DATA LINES ▸
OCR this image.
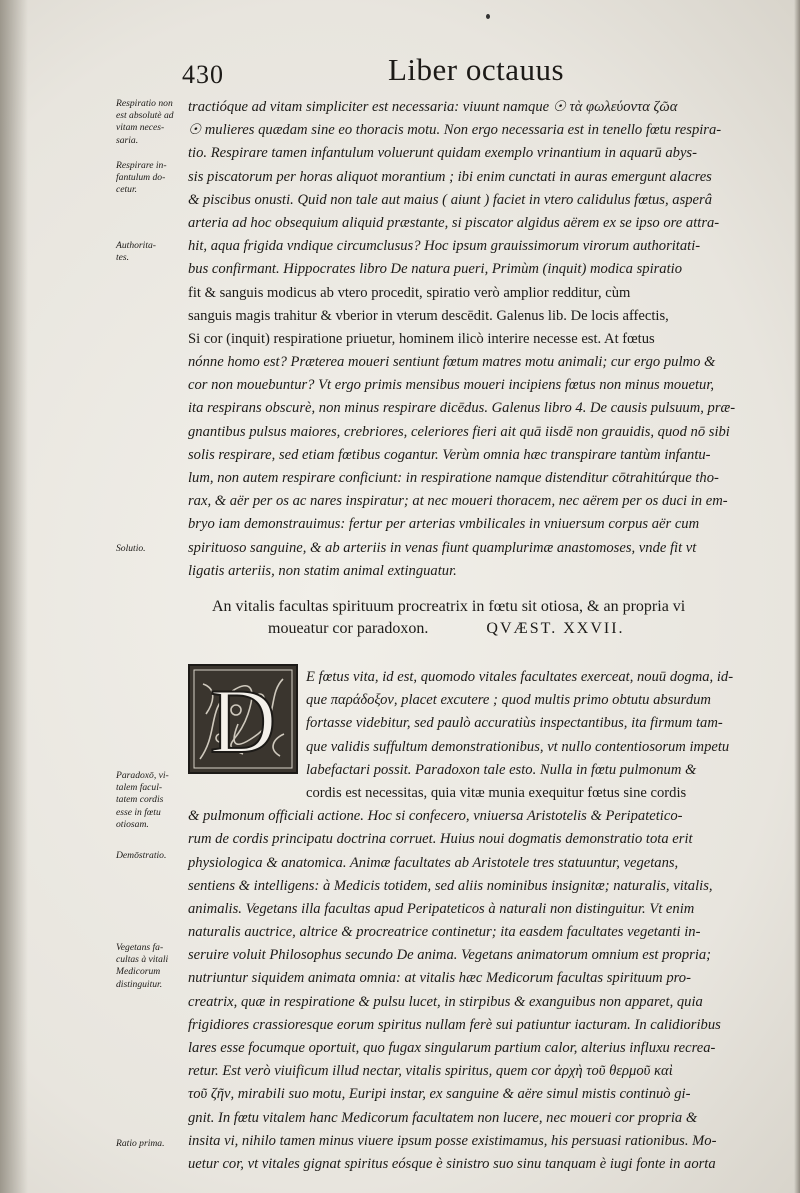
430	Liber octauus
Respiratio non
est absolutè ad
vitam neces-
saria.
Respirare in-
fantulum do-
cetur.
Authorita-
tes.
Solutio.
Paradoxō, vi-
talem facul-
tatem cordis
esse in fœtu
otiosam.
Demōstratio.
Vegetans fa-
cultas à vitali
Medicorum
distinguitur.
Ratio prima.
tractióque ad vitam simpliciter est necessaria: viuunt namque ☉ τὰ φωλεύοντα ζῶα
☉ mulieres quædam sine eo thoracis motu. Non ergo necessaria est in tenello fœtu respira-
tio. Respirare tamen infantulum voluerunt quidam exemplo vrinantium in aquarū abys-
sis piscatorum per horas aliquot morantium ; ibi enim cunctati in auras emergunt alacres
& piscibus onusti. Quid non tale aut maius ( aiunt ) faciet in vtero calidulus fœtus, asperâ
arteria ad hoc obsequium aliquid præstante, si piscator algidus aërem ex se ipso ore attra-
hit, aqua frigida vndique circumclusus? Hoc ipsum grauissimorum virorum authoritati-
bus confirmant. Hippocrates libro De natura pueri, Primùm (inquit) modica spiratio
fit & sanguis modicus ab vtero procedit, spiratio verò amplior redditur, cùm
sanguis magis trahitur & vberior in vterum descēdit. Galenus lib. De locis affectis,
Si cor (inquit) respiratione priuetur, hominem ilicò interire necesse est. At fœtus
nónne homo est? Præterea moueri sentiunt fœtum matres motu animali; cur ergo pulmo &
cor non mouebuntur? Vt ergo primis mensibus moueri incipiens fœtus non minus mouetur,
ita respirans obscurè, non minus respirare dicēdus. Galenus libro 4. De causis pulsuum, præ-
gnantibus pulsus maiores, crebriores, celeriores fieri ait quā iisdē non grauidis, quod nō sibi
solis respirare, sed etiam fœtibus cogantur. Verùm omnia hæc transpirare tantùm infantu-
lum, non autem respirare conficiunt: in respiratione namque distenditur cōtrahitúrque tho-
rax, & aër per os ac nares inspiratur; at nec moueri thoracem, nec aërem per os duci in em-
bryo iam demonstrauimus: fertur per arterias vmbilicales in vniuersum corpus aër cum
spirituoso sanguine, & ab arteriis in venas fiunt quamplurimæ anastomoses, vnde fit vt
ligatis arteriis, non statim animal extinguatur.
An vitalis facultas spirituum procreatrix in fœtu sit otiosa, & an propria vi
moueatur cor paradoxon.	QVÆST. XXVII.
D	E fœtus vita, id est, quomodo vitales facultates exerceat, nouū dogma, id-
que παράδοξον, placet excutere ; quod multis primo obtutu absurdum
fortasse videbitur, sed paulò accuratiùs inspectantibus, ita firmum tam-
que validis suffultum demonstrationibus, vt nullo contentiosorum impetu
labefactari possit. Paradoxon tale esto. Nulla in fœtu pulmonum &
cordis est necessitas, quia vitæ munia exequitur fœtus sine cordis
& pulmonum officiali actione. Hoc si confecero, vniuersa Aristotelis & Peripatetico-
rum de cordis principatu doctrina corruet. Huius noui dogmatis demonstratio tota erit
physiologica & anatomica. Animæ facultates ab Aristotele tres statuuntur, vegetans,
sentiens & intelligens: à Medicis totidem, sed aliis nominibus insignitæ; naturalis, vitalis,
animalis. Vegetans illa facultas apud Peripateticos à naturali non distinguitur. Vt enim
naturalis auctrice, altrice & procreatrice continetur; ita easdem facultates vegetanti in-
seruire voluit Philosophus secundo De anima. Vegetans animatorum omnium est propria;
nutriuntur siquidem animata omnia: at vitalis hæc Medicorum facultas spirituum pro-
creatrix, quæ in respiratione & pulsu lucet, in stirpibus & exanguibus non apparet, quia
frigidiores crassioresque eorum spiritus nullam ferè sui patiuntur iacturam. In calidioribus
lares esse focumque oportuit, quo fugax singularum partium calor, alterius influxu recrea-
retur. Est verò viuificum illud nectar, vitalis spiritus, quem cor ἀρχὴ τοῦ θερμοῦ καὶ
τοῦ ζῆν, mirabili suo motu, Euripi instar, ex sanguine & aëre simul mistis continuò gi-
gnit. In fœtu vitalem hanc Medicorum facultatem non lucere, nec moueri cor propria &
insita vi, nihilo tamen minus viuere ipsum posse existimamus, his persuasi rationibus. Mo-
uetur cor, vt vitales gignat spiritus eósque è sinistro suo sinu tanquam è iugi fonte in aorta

--

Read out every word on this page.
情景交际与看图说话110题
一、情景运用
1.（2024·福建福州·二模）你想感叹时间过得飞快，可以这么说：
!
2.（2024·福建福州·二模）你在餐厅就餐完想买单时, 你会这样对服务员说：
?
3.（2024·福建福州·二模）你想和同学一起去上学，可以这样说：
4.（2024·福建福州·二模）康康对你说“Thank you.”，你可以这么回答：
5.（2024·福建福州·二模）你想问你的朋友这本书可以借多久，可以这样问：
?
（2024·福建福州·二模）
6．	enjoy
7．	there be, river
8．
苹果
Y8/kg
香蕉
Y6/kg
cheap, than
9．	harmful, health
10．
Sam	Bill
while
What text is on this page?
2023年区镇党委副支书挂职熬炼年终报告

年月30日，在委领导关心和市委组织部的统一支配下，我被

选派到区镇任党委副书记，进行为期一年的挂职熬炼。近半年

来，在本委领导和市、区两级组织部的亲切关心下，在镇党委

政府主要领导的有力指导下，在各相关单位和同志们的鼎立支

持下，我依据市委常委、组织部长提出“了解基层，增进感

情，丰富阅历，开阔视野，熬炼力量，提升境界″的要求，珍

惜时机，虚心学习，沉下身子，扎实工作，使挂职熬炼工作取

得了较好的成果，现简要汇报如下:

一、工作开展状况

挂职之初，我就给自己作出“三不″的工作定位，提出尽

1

OBJECTIVE ▸ From the data, list each line in which the string "Medicorum" appears.

SOLUTION TO THE EXERCISE ▸
Medicorum
nutriuntur siquidem animata omnia: at vitalis hæc Medicorum facultas spirituum pro-
gnit. In fœtu vitalem hanc Medicorum facultatem non lucere, nec moueri cor propria &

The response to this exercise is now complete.